** JOB **
Copy every line of the data that includes the string "highlight".

** RECORDS FOR THE EXERCISE **
----
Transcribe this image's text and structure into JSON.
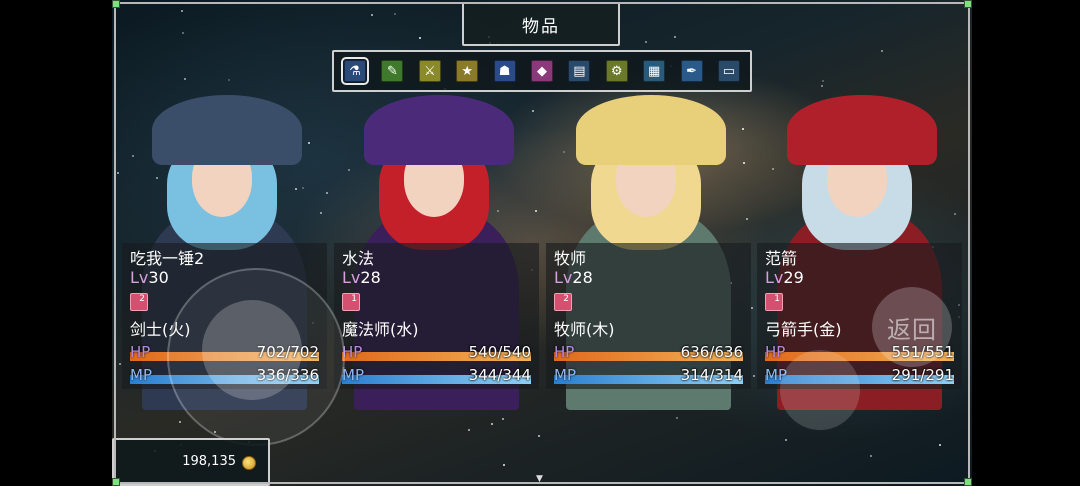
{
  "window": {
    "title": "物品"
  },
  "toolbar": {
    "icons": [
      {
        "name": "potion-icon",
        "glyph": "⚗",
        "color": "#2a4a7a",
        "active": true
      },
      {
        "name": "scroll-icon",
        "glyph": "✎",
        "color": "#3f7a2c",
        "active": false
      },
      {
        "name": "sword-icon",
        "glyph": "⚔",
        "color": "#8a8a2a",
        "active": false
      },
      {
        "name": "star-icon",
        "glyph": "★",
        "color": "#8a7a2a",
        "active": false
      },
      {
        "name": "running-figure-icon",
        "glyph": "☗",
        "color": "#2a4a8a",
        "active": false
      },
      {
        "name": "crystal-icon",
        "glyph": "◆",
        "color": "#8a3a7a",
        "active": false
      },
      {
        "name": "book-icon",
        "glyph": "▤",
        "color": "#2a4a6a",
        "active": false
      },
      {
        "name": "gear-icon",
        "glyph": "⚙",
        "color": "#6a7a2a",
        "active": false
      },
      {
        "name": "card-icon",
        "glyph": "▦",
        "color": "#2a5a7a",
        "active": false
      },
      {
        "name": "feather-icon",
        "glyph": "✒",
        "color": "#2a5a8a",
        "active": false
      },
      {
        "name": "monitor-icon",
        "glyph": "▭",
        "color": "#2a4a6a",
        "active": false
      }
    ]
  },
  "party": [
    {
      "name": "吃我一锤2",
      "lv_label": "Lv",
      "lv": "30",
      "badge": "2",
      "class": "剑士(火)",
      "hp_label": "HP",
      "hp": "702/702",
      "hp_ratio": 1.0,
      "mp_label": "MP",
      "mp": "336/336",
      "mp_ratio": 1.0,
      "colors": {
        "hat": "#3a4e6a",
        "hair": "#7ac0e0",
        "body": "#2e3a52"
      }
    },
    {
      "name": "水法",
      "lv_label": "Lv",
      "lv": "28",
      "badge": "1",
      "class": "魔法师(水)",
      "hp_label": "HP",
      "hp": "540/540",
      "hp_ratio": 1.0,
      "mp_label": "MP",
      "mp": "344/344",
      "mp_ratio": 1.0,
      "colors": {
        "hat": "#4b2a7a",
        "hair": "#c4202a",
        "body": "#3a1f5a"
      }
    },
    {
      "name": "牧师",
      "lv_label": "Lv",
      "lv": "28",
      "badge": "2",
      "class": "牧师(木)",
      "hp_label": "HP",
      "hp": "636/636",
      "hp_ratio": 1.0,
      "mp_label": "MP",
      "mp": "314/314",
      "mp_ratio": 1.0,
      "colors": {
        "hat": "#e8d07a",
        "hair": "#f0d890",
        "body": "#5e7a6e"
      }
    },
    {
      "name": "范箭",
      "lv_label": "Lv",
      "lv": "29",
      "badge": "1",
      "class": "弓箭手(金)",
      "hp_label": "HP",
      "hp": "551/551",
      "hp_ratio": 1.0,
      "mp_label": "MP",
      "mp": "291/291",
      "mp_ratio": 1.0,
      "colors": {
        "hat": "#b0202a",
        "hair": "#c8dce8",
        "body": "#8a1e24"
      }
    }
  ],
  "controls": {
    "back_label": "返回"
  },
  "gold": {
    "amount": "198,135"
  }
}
----
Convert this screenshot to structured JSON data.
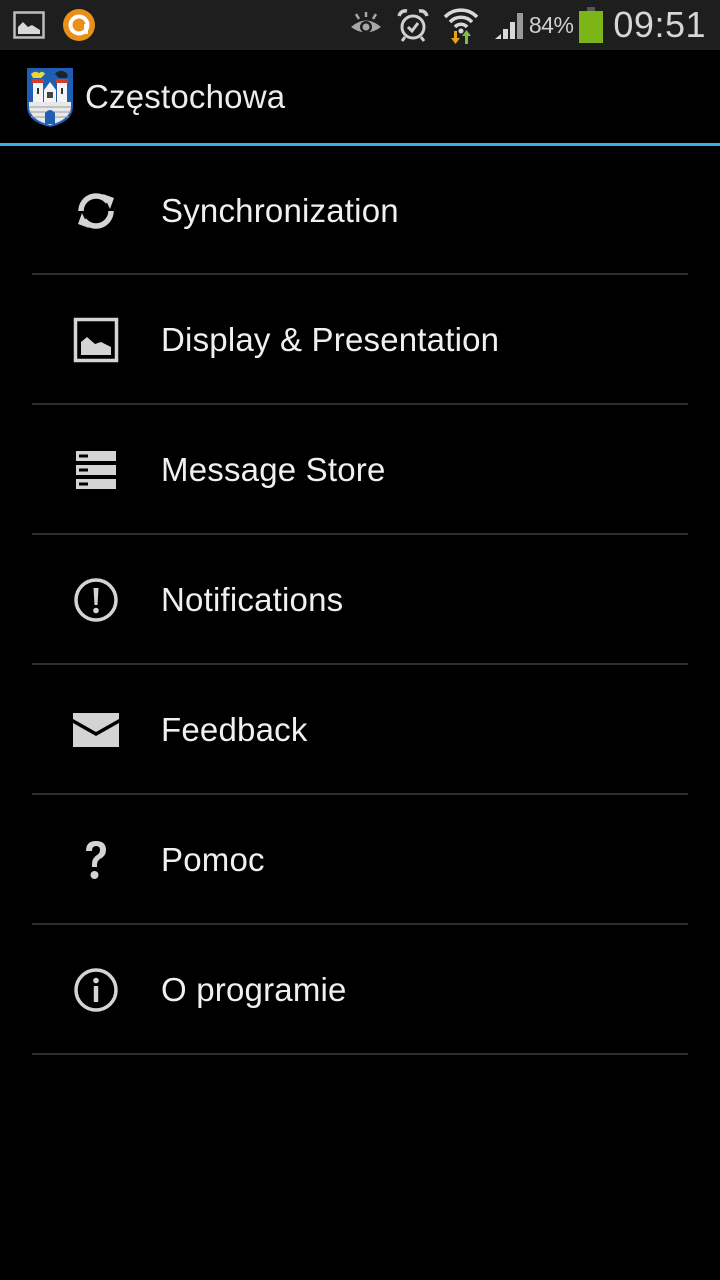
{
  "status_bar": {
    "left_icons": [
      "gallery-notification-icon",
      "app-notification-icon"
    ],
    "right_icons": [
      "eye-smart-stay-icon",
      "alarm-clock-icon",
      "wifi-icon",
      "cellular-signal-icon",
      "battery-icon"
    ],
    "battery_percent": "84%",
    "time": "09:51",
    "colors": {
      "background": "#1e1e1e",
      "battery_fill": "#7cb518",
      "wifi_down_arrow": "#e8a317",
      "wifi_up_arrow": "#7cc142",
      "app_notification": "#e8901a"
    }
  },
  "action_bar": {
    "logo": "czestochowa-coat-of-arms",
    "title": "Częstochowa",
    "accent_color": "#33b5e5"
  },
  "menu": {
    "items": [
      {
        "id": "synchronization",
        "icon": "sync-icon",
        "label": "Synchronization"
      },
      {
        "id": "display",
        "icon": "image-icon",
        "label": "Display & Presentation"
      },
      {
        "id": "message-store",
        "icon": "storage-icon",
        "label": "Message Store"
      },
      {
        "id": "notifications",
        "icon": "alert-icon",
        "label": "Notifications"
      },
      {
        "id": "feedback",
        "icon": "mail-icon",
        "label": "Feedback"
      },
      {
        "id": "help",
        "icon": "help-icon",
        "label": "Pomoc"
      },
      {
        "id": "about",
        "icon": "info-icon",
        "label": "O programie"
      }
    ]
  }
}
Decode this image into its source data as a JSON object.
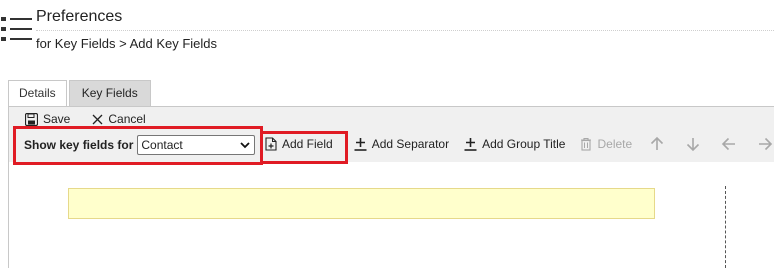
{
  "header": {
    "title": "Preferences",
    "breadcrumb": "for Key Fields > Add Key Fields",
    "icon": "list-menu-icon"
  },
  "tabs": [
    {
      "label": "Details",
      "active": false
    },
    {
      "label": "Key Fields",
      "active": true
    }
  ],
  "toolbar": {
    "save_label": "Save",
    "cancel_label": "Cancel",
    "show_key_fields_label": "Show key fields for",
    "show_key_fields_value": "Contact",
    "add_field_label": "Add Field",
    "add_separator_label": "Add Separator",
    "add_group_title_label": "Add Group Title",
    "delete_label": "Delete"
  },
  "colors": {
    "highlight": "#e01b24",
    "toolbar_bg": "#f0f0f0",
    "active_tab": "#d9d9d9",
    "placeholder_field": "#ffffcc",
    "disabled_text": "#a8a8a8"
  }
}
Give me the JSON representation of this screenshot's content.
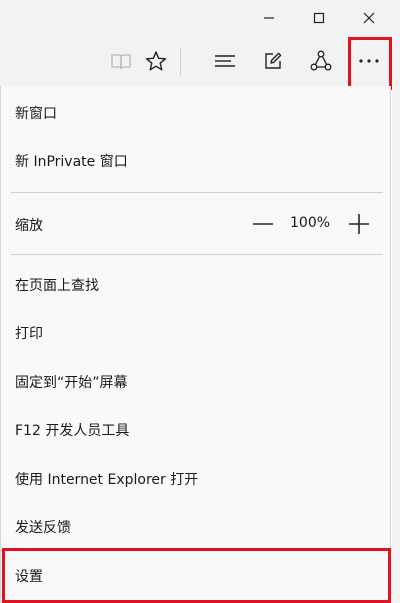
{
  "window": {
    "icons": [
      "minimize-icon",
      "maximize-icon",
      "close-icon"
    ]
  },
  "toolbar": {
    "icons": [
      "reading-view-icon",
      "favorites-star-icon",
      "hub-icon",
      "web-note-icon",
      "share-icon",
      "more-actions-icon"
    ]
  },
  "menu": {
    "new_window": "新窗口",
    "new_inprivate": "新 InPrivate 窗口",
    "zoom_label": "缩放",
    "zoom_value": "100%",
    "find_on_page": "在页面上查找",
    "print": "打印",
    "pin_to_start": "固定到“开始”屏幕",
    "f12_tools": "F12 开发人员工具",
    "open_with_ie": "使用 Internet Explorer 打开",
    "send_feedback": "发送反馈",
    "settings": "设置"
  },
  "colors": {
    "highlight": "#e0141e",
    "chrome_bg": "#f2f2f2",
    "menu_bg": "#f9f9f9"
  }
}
----
** EXERCISE OUTPUT **
    "highlight": "#e01b24",
    "highlight": "#e0141e",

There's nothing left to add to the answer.